# Goal:
Where a line holds the string "Output", return that line.

Extracted data entries:
++++++++++

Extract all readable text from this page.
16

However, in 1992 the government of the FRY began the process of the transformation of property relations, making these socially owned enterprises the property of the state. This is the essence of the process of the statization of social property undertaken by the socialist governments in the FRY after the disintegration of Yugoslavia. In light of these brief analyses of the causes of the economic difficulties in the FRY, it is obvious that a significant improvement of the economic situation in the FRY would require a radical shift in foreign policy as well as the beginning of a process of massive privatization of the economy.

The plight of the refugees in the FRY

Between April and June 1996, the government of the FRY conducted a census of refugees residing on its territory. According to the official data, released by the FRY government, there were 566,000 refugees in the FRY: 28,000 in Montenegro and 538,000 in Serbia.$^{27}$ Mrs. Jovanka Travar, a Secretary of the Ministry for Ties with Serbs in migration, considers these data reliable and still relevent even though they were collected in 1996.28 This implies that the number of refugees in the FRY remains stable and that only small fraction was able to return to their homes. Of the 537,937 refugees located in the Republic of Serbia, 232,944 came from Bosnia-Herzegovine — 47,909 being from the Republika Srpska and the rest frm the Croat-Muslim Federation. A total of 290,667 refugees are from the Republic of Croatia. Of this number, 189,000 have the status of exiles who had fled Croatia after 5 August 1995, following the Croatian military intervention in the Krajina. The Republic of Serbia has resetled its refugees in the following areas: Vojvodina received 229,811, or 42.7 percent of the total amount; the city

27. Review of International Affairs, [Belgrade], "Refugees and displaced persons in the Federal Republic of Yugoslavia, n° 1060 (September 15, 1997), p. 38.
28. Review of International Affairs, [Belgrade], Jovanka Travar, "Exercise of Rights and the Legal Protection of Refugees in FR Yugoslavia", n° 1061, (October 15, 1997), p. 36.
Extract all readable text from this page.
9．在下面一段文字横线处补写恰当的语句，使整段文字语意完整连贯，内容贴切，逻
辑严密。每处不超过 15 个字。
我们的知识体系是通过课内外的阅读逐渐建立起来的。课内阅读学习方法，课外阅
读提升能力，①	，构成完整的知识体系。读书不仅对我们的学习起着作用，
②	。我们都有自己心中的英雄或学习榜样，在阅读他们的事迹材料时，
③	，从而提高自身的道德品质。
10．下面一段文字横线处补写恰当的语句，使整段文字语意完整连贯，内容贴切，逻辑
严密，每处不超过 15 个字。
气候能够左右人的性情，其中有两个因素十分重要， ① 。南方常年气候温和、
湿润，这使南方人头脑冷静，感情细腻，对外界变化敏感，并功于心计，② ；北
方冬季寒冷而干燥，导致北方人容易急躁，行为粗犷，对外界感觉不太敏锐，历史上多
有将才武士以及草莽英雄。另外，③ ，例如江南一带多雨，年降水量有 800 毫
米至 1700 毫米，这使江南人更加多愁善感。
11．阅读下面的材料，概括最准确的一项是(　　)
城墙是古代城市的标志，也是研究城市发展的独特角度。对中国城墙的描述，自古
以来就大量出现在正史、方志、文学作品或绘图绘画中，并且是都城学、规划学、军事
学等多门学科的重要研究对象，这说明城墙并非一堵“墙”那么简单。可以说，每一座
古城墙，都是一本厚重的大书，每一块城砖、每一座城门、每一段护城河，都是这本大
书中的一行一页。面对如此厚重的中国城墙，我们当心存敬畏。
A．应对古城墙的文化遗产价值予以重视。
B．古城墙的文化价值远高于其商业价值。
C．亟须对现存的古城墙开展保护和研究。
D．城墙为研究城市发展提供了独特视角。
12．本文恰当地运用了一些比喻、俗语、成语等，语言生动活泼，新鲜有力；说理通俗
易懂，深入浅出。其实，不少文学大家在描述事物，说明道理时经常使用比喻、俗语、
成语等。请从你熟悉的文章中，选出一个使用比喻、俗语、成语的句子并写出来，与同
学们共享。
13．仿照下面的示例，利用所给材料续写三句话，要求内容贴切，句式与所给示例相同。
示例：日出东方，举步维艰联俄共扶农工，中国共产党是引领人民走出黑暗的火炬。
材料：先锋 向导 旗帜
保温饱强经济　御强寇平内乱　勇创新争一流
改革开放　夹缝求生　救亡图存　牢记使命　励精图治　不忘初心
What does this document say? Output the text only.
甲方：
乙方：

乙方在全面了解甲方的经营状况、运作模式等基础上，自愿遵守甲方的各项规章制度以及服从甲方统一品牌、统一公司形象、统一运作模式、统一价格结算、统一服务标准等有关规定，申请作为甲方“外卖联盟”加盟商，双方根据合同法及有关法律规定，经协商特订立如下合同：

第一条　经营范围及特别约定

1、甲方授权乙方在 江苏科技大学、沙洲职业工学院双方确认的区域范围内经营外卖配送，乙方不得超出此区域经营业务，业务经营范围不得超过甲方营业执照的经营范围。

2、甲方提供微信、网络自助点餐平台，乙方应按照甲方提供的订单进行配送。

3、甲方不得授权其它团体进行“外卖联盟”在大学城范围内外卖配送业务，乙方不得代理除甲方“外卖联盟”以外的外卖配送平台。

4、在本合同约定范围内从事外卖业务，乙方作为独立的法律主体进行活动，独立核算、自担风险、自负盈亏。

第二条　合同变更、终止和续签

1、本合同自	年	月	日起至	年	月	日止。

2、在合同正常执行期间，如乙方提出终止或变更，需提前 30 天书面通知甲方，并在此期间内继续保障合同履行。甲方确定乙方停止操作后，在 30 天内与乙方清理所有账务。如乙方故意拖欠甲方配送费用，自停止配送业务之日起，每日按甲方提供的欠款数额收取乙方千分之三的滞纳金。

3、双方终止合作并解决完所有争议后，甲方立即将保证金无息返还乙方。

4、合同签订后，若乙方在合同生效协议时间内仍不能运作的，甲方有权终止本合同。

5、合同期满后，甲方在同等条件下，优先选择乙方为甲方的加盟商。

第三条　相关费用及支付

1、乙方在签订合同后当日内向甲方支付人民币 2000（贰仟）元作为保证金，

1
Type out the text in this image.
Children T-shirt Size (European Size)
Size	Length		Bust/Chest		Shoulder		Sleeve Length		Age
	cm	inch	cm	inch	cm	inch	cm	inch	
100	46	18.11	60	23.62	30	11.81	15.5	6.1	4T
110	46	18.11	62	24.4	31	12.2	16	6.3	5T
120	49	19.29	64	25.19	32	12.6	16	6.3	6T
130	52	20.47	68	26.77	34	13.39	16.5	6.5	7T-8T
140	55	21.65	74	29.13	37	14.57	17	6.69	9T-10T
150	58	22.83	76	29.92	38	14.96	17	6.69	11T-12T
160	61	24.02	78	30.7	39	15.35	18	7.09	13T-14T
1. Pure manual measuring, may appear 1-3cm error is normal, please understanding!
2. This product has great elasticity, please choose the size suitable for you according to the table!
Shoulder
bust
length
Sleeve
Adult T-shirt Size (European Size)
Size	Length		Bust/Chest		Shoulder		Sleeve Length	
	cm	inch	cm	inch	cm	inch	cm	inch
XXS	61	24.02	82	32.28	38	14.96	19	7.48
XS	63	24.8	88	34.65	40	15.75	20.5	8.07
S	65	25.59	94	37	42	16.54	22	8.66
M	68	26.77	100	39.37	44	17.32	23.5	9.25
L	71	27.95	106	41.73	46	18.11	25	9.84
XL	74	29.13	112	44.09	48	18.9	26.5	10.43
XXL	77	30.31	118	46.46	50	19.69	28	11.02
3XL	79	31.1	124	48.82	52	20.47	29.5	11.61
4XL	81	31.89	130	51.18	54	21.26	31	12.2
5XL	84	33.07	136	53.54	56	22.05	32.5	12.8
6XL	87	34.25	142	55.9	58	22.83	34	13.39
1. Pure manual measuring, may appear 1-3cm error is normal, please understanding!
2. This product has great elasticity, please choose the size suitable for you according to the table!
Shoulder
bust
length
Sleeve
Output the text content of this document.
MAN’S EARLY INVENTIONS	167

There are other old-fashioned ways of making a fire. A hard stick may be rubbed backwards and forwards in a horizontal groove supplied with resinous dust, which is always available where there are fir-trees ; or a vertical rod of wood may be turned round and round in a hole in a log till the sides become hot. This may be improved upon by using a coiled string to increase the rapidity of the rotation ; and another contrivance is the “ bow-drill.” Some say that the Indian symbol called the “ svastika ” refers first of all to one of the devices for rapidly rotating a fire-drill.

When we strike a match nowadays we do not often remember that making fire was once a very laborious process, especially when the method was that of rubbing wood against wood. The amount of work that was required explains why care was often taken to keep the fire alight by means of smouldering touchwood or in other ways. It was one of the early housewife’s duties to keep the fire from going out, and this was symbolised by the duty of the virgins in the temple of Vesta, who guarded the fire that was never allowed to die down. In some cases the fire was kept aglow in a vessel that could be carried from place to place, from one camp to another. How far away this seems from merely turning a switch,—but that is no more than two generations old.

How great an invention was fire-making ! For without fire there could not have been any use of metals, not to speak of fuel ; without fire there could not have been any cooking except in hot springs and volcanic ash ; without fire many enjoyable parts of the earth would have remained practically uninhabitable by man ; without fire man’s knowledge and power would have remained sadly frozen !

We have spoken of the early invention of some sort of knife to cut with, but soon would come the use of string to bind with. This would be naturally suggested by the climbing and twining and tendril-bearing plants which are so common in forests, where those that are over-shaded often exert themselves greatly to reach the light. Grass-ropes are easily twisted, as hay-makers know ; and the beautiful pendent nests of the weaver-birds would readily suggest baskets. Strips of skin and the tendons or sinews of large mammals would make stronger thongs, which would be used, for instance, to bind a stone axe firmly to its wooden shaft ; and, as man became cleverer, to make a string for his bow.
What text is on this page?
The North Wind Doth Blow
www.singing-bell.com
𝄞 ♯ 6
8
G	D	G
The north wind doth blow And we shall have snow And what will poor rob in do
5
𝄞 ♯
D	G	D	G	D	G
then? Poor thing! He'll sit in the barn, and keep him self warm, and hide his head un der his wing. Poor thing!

++++++++++

# Solution for this task:
What does this document say? Output the text only.
Output the text content of this document.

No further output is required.